Are you able to retype all the records below exactly?

-*-

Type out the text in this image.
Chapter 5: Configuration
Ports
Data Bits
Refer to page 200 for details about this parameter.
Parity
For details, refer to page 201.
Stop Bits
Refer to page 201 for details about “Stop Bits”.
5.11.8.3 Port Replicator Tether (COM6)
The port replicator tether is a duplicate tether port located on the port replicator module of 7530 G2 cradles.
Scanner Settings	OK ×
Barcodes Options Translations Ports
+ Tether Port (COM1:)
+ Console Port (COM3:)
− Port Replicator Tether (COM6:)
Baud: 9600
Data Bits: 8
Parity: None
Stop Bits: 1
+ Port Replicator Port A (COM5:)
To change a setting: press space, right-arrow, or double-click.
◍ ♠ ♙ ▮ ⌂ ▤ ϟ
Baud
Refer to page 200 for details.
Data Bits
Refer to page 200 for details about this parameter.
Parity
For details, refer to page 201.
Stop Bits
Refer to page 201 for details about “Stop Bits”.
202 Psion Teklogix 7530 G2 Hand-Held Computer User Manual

-*-

__RESULT OF THIS EXERCISE__
Type out the text in this image.
Chapter 5: Configuration
Ports
Data Bits
Refer to page 200 for details about this parameter.
Parity
For details, refer to page 201.
Stop Bits
Refer to page 201 for details about “Stop Bits”.
5.11.8.3 Port Replicator Tether (COM6)
The port replicator tether is a duplicate tether port located on the port replicator module of 7530 G2 cradles.
Scanner Settings	OK ×
Barcodes Options Translations Ports
+ Tether Port (COM1:)
+ Console Port (COM3:)
− Port Replicator Tether (COM6:)
Baud: 9600
Data Bits: 8
Parity: None
Stop Bits: 1
+ Port Replicator Port A (COM5:)
To change a setting: press space, right-arrow, or double-click.
◍ ♠ ♙ ▮ ⌂ ▤ ϟ
Baud
Refer to page 200 for details.
Data Bits
Refer to page 200 for details about this parameter.
Parity
For details, refer to page 201.
Stop Bits
Refer to page 201 for details about “Stop Bits”.
202 Psion Teklogix 7530 G2 Hand-Held Computer User Manual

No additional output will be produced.